• **PROBLEM TO SOLVE**
Reproduce the listing word for word, leaving every picture behind.
· · · · ·
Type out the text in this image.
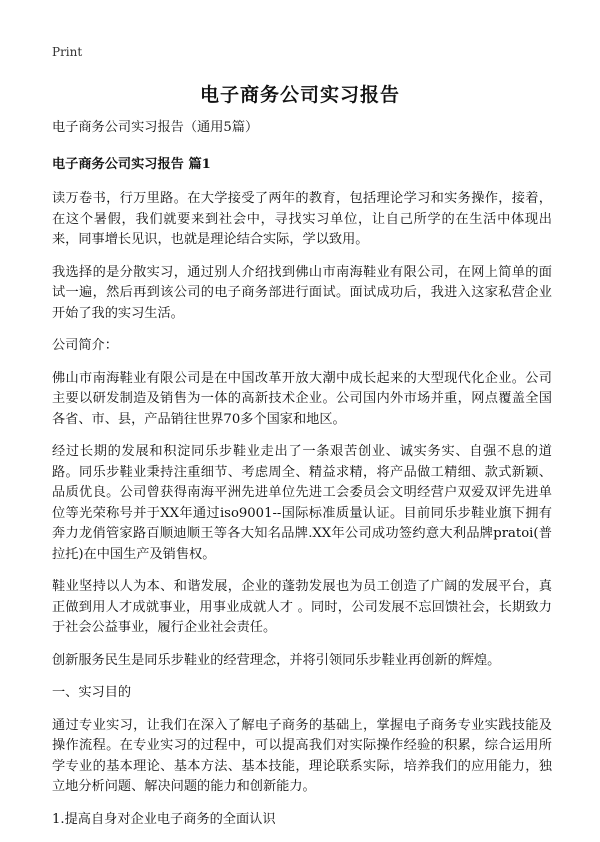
Print
电子商务公司实习报告

电子商务公司实习报告（通用5篇）

电子商务公司实习报告 篇1

读万卷书，行万里路。在大学接受了两年的教育，包括理论学习和实务操作，接着，在这个暑假，我们就要来到社会中，寻找实习单位，让自己所学的在生活中体现出来，同事增长见识，也就是理论结合实际，学以致用。

我选择的是分散实习，通过别人介绍找到佛山市南海鞋业有限公司，在网上简单的面试一遍，然后再到该公司的电子商务部进行面试。面试成功后，我进入这家私营企业开始了我的实习生活。

公司简介：

佛山市南海鞋业有限公司是在中国改革开放大潮中成长起来的大型现代化企业。公司主要以研发制造及销售为一体的高新技术企业。公司国内外市场并重，网点覆盖全国各省、市、县，产品销往世界70多个国家和地区。

经过长期的发展和积淀同乐步鞋业走出了一条艰苦创业、诚实务实、自强不息的道路。同乐步鞋业秉持注重细节、考虑周全、精益求精，将产品做工精细、款式新颖、品质优良。公司曾获得南海平洲先进单位先进工会委员会文明经营户双爱双评先进单位等光荣称号并于XX年通过iso9001--国际标准质量认证。目前同乐步鞋业旗下拥有 奔力龙俏管家路百顺迪顺王等各大知名品牌.XX年公司成功签约意大利品牌pratoi(普拉托)在中国生产及销售权。

鞋业坚持以人为本、和谐发展，企业的蓬勃发展也为员工创造了广阔的发展平台，真正做到用人才成就事业，用事业成就人才 。同时，公司发展不忘回馈社会，长期致力于社会公益事业，履行企业社会责任。

创新服务民生是同乐步鞋业的经营理念，并将引领同乐步鞋业再创新的辉煌。

一、实习目的

通过专业实习，让我们在深入了解电子商务的基础上，掌握电子商务专业实践技能及操作流程。在专业实习的过程中，可以提高我们对实际操作经验的积累，综合运用所学专业的基本理论、基本方法、基本技能，理论联系实际，培养我们的应用能力，独立地分析问题、解决问题的能力和创新能力。

1.提高自身对企业电子商务的全面认识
· · · · ·
• **OUTPUT OF THE EXERCISE**
Type out the text in this image.
Print
电子商务公司实习报告

电子商务公司实习报告（通用5篇）

电子商务公司实习报告 篇1

读万卷书，行万里路。在大学接受了两年的教育，包括理论学习和实务操作，接着，在这个暑假，我们就要来到社会中，寻找实习单位，让自己所学的在生活中体现出来，同事增长见识，也就是理论结合实际，学以致用。

我选择的是分散实习，通过别人介绍找到佛山市南海鞋业有限公司，在网上简单的面试一遍，然后再到该公司的电子商务部进行面试。面试成功后，我进入这家私营企业开始了我的实习生活。

公司简介：

佛山市南海鞋业有限公司是在中国改革开放大潮中成长起来的大型现代化企业。公司主要以研发制造及销售为一体的高新技术企业。公司国内外市场并重，网点覆盖全国各省、市、县，产品销往世界70多个国家和地区。

经过长期的发展和积淀同乐步鞋业走出了一条艰苦创业、诚实务实、自强不息的道路。同乐步鞋业秉持注重细节、考虑周全、精益求精，将产品做工精细、款式新颖、品质优良。公司曾获得南海平洲先进单位先进工会委员会文明经营户双爱双评先进单位等光荣称号并于XX年通过iso9001--国际标准质量认证。目前同乐步鞋业旗下拥有 奔力龙俏管家路百顺迪顺王等各大知名品牌.XX年公司成功签约意大利品牌pratoi(普拉托)在中国生产及销售权。

鞋业坚持以人为本、和谐发展，企业的蓬勃发展也为员工创造了广阔的发展平台，真正做到用人才成就事业，用事业成就人才 。同时，公司发展不忘回馈社会，长期致力于社会公益事业，履行企业社会责任。

创新服务民生是同乐步鞋业的经营理念，并将引领同乐步鞋业再创新的辉煌。

一、实习目的

通过专业实习，让我们在深入了解电子商务的基础上，掌握电子商务专业实践技能及操作流程。在专业实习的过程中，可以提高我们对实际操作经验的积累，综合运用所学专业的基本理论、基本方法、基本技能，理论联系实际，培养我们的应用能力，独立地分析问题、解决问题的能力和创新能力。

1.提高自身对企业电子商务的全面认识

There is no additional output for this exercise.